[Data records]
★ ★ ★ ★

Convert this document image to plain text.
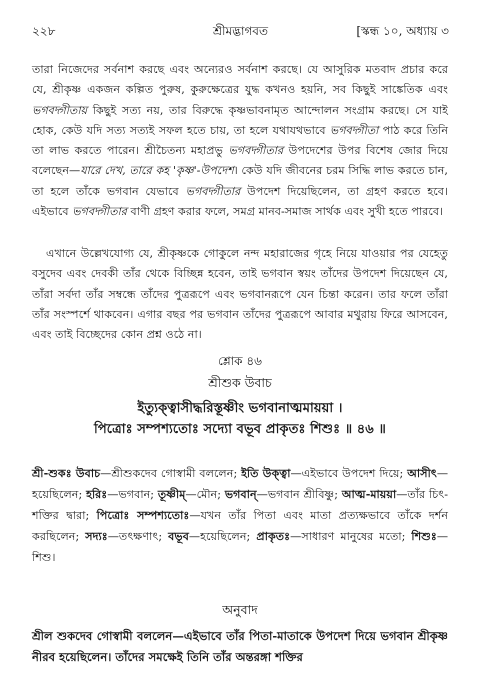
২২৮	শ্রীমদ্ভাগবত	[স্কন্ধ ১০, অধ্যায় ৩

তারা নিজেদের সর্বনাশ করছে এবং অন্যেরও সর্বনাশ করছে। যে আসুরিক মতবাদ প্রচার করে যে, শ্রীকৃষ্ণ একজন কল্পিত পুরুষ, কুরুক্ষেত্রের যুদ্ধ কখনও হয়নি, সব কিছুই সাঙ্কেতিক এবং ভগবদ্গীতায় কিছুই সত্য নয়, তার বিরুদ্ধে কৃষ্ণভাবনামৃত আন্দোলন সংগ্রাম করছে। সে যাই হোক, কেউ যদি সত্য সত্যই সফল হতে চায়, তা হলে যথাযথভাবে ভগবদ্গীতা পাঠ করে তিনি তা লাভ করতে পারেন। শ্রীচৈতন্য মহাপ্রভু ভগবদ্গীতার উপদেশের উপর বিশেষ জোর দিয়ে বলেছেন—যারে দেখ, তারে কহ 'কৃষ্ণ'-উপদেশ। কেউ যদি জীবনের চরম সিদ্ধি লাভ করতে চান, তা হলে তাঁকে ভগবান যেভাবে ভগবদ্গীতার উপদেশ দিয়েছিলেন, তা গ্রহণ করতে হবে। এইভাবে ভগবদ্গীতার বাণী গ্রহণ করার ফলে, সমগ্র মানব-সমাজ সার্থক এবং সুখী হতে পারবে।

এখানে উল্লেখযোগ্য যে, শ্রীকৃষ্ণকে গোকুলে নন্দ মহারাজের গৃহে নিয়ে যাওয়ার পর যেহেতু বসুদেব এবং দেবকী তাঁর থেকে বিচ্ছিন্ন হবেন, তাই ভগবান স্বয়ং তাঁদের উপদেশ দিয়েছেন যে, তাঁরা সর্বদা তাঁর সম্বন্ধে তাঁদের পুত্ররূপে এবং ভগবানরূপে যেন চিন্তা করেন। তার ফলে তাঁরা তাঁর সংস্পর্শে থাকবেন। এগার বছর পর ভগবান তাঁদের পুত্ররূপে আবার মথুরায় ফিরে আসবেন, এবং তাই বিচ্ছেদের কোন প্রশ্ন ওঠে না।

শ্লোক ৪৬

শ্রীশুক উবাচ

ইত্যুক্ত্বাসীদ্ধরিস্তূষ্ণীং ভগবানাত্মমায়য়া ।
পিত্রোঃ সম্পশ্যতোঃ সদ্যো বভূব প্রাকৃতঃ শিশুঃ ॥ ৪৬ ॥

শ্রী-শুকঃ উবাচ—শ্রীশুকদেব গোস্বামী বললেন; ইতি উক্ত্বা—এইভাবে উপদেশ দিয়ে; আসীৎ—হয়েছিলেন; হরিঃ—ভগবান; তূষ্ণীম্—মৌন; ভগবান্—ভগবান শ্রীবিষ্ণু; আত্ম-মায়য়া—তাঁর চিৎ-শক্তির দ্বারা; পিত্রোঃ সম্পশ্যতোঃ—যখন তাঁর পিতা এবং মাতা প্রত্যক্ষভাবে তাঁকে দর্শন করছিলেন; সদ্যঃ—তৎক্ষণাৎ; বভূব—হয়েছিলেন; প্রাকৃতঃ—সাধারণ মানুষের মতো; শিশুঃ—শিশু।

অনুবাদ

শ্রীল শুকদেব গোস্বামী বললেন—এইভাবে তাঁর পিতা-মাতাকে উপদেশ দিয়ে ভগবান শ্রীকৃষ্ণ নীরব হয়েছিলেন। তাঁদের সমক্ষেই তিনি তাঁর অন্তরঙ্গা শক্তির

★ ★ ★ ★

- **WRITTEN EXERCISE**: In your copy, repeat each record exactly and include no pictures.

- **WRITTEN RESPONSE**:
Convert this document image to plain text.
২২৮	শ্রীমদ্ভাগবত	[স্কন্ধ ১০, অধ্যায় ৩

তারা নিজেদের সর্বনাশ করছে এবং অন্যেরও সর্বনাশ করছে। যে আসুরিক মতবাদ প্রচার করে যে, শ্রীকৃষ্ণ একজন কল্পিত পুরুষ, কুরুক্ষেত্রের যুদ্ধ কখনও হয়নি, সব কিছুই সাঙ্কেতিক এবং ভগবদ্গীতায় কিছুই সত্য নয়, তার বিরুদ্ধে কৃষ্ণভাবনামৃত আন্দোলন সংগ্রাম করছে। সে যাই হোক, কেউ যদি সত্য সত্যই সফল হতে চায়, তা হলে যথাযথভাবে ভগবদ্গীতা পাঠ করে তিনি তা লাভ করতে পারেন। শ্রীচৈতন্য মহাপ্রভু ভগবদ্গীতার উপদেশের উপর বিশেষ জোর দিয়ে বলেছেন—যারে দেখ, তারে কহ 'কৃষ্ণ'-উপদেশ। কেউ যদি জীবনের চরম সিদ্ধি লাভ করতে চান, তা হলে তাঁকে ভগবান যেভাবে ভগবদ্গীতার উপদেশ দিয়েছিলেন, তা গ্রহণ করতে হবে। এইভাবে ভগবদ্গীতার বাণী গ্রহণ করার ফলে, সমগ্র মানব-সমাজ সার্থক এবং সুখী হতে পারবে।

এখানে উল্লেখযোগ্য যে, শ্রীকৃষ্ণকে গোকুলে নন্দ মহারাজের গৃহে নিয়ে যাওয়ার পর যেহেতু বসুদেব এবং দেবকী তাঁর থেকে বিচ্ছিন্ন হবেন, তাই ভগবান স্বয়ং তাঁদের উপদেশ দিয়েছেন যে, তাঁরা সর্বদা তাঁর সম্বন্ধে তাঁদের পুত্ররূপে এবং ভগবানরূপে যেন চিন্তা করেন। তার ফলে তাঁরা তাঁর সংস্পর্শে থাকবেন। এগার বছর পর ভগবান তাঁদের পুত্ররূপে আবার মথুরায় ফিরে আসবেন, এবং তাই বিচ্ছেদের কোন প্রশ্ন ওঠে না।

শ্লোক ৪৬

শ্রীশুক উবাচ

ইত্যুক্ত্বাসীদ্ধরিস্তূষ্ণীং ভগবানাত্মমায়য়া ।
পিত্রোঃ সম্পশ্যতোঃ সদ্যো বভূব প্রাকৃতঃ শিশুঃ ॥ ৪৬ ॥

শ্রী-শুকঃ উবাচ—শ্রীশুকদেব গোস্বামী বললেন; ইতি উক্ত্বা—এইভাবে উপদেশ দিয়ে; আসীৎ—হয়েছিলেন; হরিঃ—ভগবান; তূষ্ণীম্—মৌন; ভগবান্—ভগবান শ্রীবিষ্ণু; আত্ম-মায়য়া—তাঁর চিৎ-শক্তির দ্বারা; পিত্রোঃ সম্পশ্যতোঃ—যখন তাঁর পিতা এবং মাতা প্রত্যক্ষভাবে তাঁকে দর্শন করছিলেন; সদ্যঃ—তৎক্ষণাৎ; বভূব—হয়েছিলেন; প্রাকৃতঃ—সাধারণ মানুষের মতো; শিশুঃ—শিশু।

অনুবাদ

শ্রীল শুকদেব গোস্বামী বললেন—এইভাবে তাঁর পিতা-মাতাকে উপদেশ দিয়ে ভগবান শ্রীকৃষ্ণ নীরব হয়েছিলেন। তাঁদের সমক্ষেই তিনি তাঁর অন্তরঙ্গা শক্তির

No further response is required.